— Start —

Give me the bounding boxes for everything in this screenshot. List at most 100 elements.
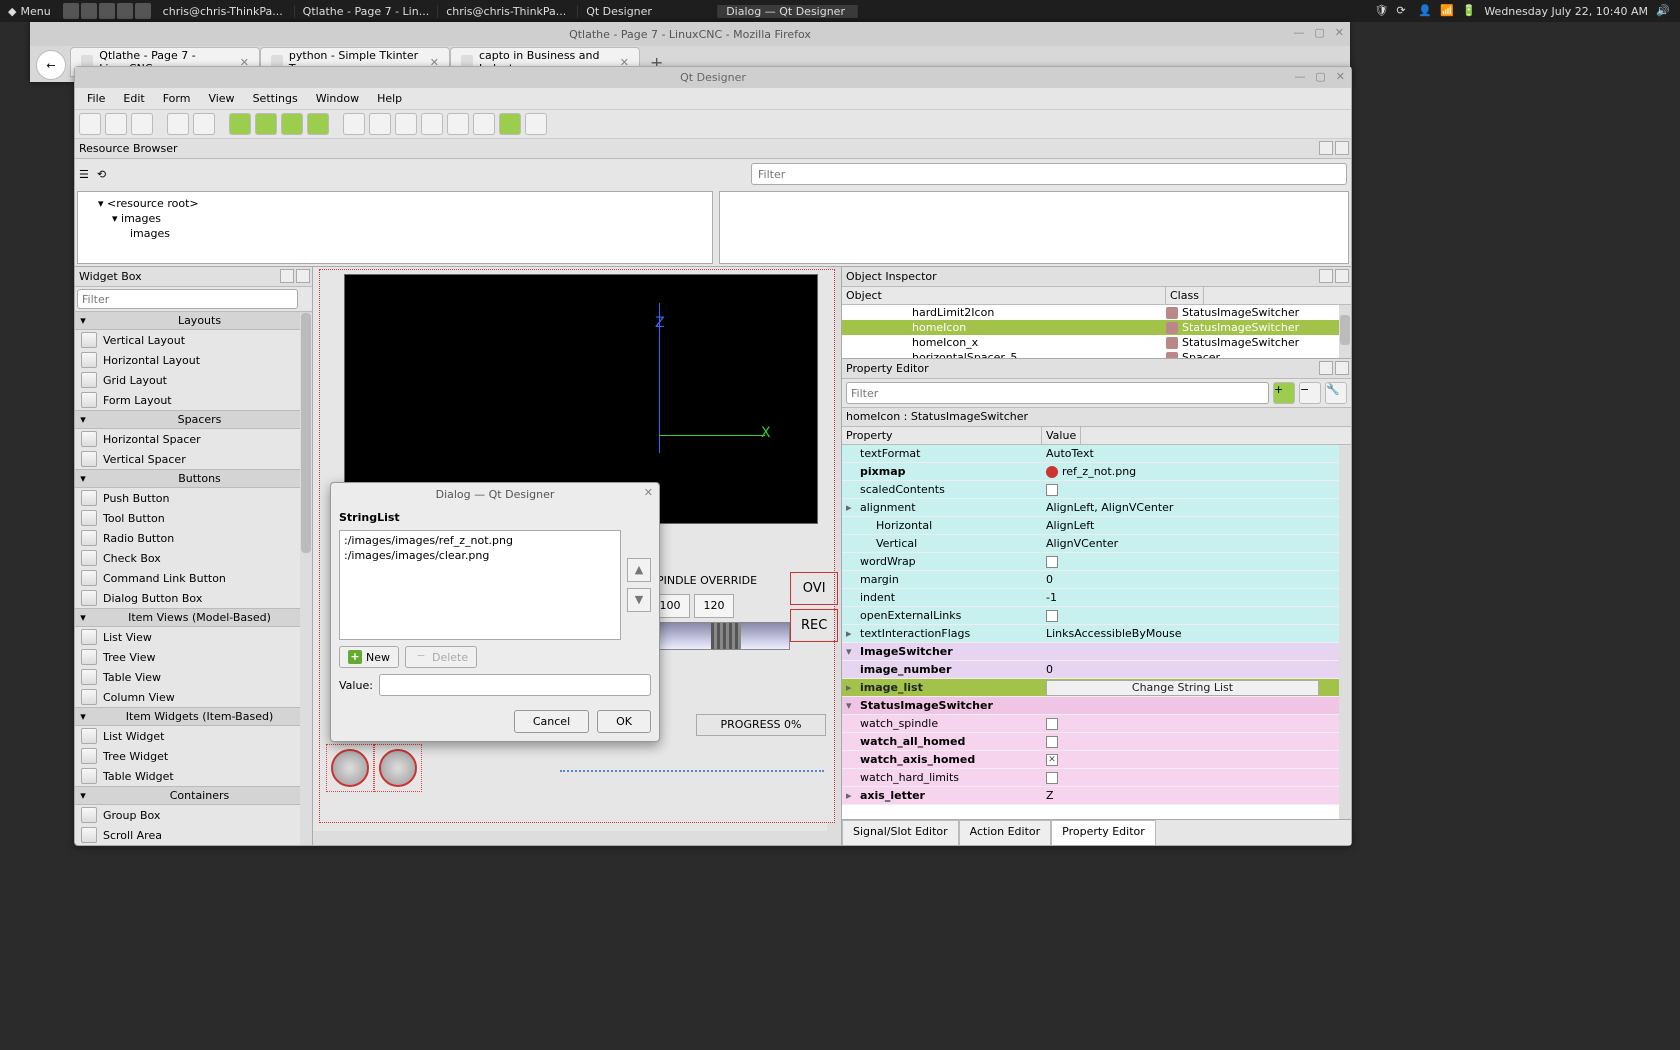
property-row[interactable]: ▸textInteractionFlagsLinksAccessibleByMo… (842, 625, 1351, 643)
remove-property-button[interactable]: − (1299, 382, 1321, 404)
task-button[interactable]: Qt Designer (578, 5, 718, 18)
widget-item[interactable]: Horizontal Layout (75, 350, 312, 370)
column-header[interactable]: Class (1166, 287, 1204, 304)
wifi-icon[interactable]: 📶 (1440, 4, 1454, 18)
property-row[interactable]: scaledContents (842, 481, 1351, 499)
dialog-titlebar[interactable]: Dialog — Qt Designer ✕ (331, 483, 659, 505)
minimize-icon[interactable]: — (1293, 26, 1304, 39)
property-row[interactable]: ▾StatusImageSwitcher (842, 697, 1351, 715)
dock-float-icon[interactable] (1319, 141, 1333, 155)
widget-item[interactable]: Dialog Button Box (75, 588, 312, 608)
menu-help[interactable]: Help (369, 90, 410, 107)
checkbox[interactable] (1046, 484, 1058, 496)
widget-item[interactable]: Vertical Spacer (75, 449, 312, 469)
property-row[interactable]: ▸axis_letterZ (842, 787, 1351, 805)
widget-item[interactable]: List Widget (75, 726, 312, 746)
updates-icon[interactable]: ⟳ (1396, 4, 1410, 18)
stringlist-listbox[interactable]: :/images/images/ref_z_not.png:/images/im… (339, 530, 621, 640)
dock-float-icon[interactable] (1319, 361, 1333, 375)
widget-item[interactable]: Tree View (75, 647, 312, 667)
launcher-icon[interactable] (135, 3, 151, 19)
checkbox[interactable] (1046, 718, 1058, 730)
menu-settings[interactable]: Settings (245, 90, 306, 107)
widget-item[interactable]: Column View (75, 687, 312, 707)
property-row[interactable]: ▸image_listChange String List… (842, 679, 1351, 697)
launcher-icon[interactable] (63, 3, 79, 19)
edit-resources-icon[interactable]: ☰ (79, 168, 89, 181)
tool-button[interactable] (281, 113, 303, 135)
widget-item[interactable]: Radio Button (75, 528, 312, 548)
widget-group-header[interactable]: ▾Item Views (Model-Based) (75, 608, 312, 627)
property-row[interactable]: indent-1 (842, 589, 1351, 607)
move-up-button[interactable]: ▲ (627, 558, 651, 582)
widget-item[interactable]: Tree Widget (75, 746, 312, 766)
dock-float-icon[interactable] (280, 269, 294, 283)
property-row[interactable]: HorizontalAlignLeft (842, 517, 1351, 535)
spindle-preset-button[interactable]: 120 (694, 594, 734, 618)
tool-button[interactable] (369, 113, 391, 135)
new-item-button[interactable]: +New (339, 646, 399, 668)
widget-item[interactable]: Scroll Area (75, 825, 312, 845)
shield-icon[interactable]: 🛡 (1374, 4, 1388, 18)
property-row[interactable]: ▸alignmentAlignLeft, AlignVCenter (842, 499, 1351, 517)
battery-icon[interactable]: 🔋 (1462, 4, 1476, 18)
scrollbar[interactable] (313, 831, 841, 845)
object-row[interactable]: hardLimit2IconStatusImageSwitcher (842, 305, 1351, 320)
object-row[interactable]: horizontalSpacer_5Spacer (842, 350, 1351, 358)
widget-item[interactable]: Form Layout (75, 390, 312, 410)
property-row[interactable]: watch_hard_limits (842, 769, 1351, 787)
reload-icon[interactable]: ⟲ (97, 168, 106, 181)
widget-group-header[interactable]: ▾Item Widgets (Item-Based) (75, 707, 312, 726)
close-icon[interactable]: ✕ (1336, 70, 1345, 83)
widget-group-header[interactable]: ▾Layouts (75, 311, 312, 330)
tool-button[interactable] (499, 113, 521, 135)
task-button[interactable]: chris@chris-ThinkPa... (155, 5, 295, 18)
list-item[interactable]: :/images/images/ref_z_not.png (344, 533, 616, 548)
widget-item[interactable]: Table Widget (75, 766, 312, 786)
menu-file[interactable]: File (79, 90, 113, 107)
property-row[interactable]: pixmapref_z_not.png (842, 463, 1351, 481)
tool-button[interactable] (307, 113, 329, 135)
widget-item[interactable]: Group Box (75, 805, 312, 825)
widget-group-header[interactable]: ▾Spacers (75, 410, 312, 429)
launcher-icon[interactable] (117, 3, 133, 19)
widget-item[interactable]: Command Link Button (75, 568, 312, 588)
property-row[interactable]: VerticalAlignVCenter (842, 535, 1351, 553)
widget-item[interactable]: Push Button (75, 488, 312, 508)
column-header[interactable]: Property (842, 427, 1042, 444)
widget-group-header[interactable]: ▾Containers (75, 786, 312, 805)
resource-tree[interactable]: ▾ <resource root> ▾ images images (77, 191, 713, 264)
property-row[interactable]: wordWrap (842, 553, 1351, 571)
volume-icon[interactable]: 🔊 (1656, 4, 1670, 18)
spindle-override-slider[interactable] (650, 622, 790, 650)
property-row[interactable]: margin0 (842, 571, 1351, 589)
column-header[interactable]: Value (1042, 427, 1081, 444)
object-row[interactable]: homeIconStatusImageSwitcher (842, 320, 1351, 335)
widget-item[interactable]: Tool Button (75, 508, 312, 528)
maximize-icon[interactable]: ▢ (1314, 26, 1324, 39)
record-button[interactable]: REC (790, 609, 838, 642)
property-row[interactable]: watch_all_homed (842, 733, 1351, 751)
scrollbar[interactable] (300, 313, 312, 845)
property-row[interactable]: textFormatAutoText (842, 445, 1351, 463)
tool-button[interactable] (167, 113, 189, 135)
bottom-tab[interactable]: Property Editor (1051, 820, 1156, 845)
property-row[interactable]: image_number0 (842, 661, 1351, 679)
menu-view[interactable]: View (200, 90, 242, 107)
dock-close-icon[interactable] (296, 269, 310, 283)
column-header[interactable]: Object (842, 287, 1166, 304)
menu-edit[interactable]: Edit (115, 90, 152, 107)
delete-item-button[interactable]: −Delete (405, 646, 477, 668)
list-item[interactable]: :/images/images/clear.png (344, 548, 616, 563)
tree-node[interactable]: ▾ <resource root> (84, 196, 706, 211)
tool-button[interactable] (193, 113, 215, 135)
tool-button[interactable] (131, 113, 153, 135)
tool-button[interactable] (79, 113, 101, 135)
widget-item[interactable]: Horizontal Spacer (75, 429, 312, 449)
tool-button[interactable] (447, 113, 469, 135)
tool-button[interactable] (343, 113, 365, 135)
change-stringlist-button[interactable]: Change String List (1046, 680, 1319, 696)
maximize-icon[interactable]: ▢ (1315, 70, 1325, 83)
widget-item[interactable]: Vertical Layout (75, 330, 312, 350)
menu-form[interactable]: Form (155, 90, 199, 107)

— End —

◆ **Short exercise**
Count the rows above whose lines contain the string "float", and give only the number.

◆ **Correct response**
3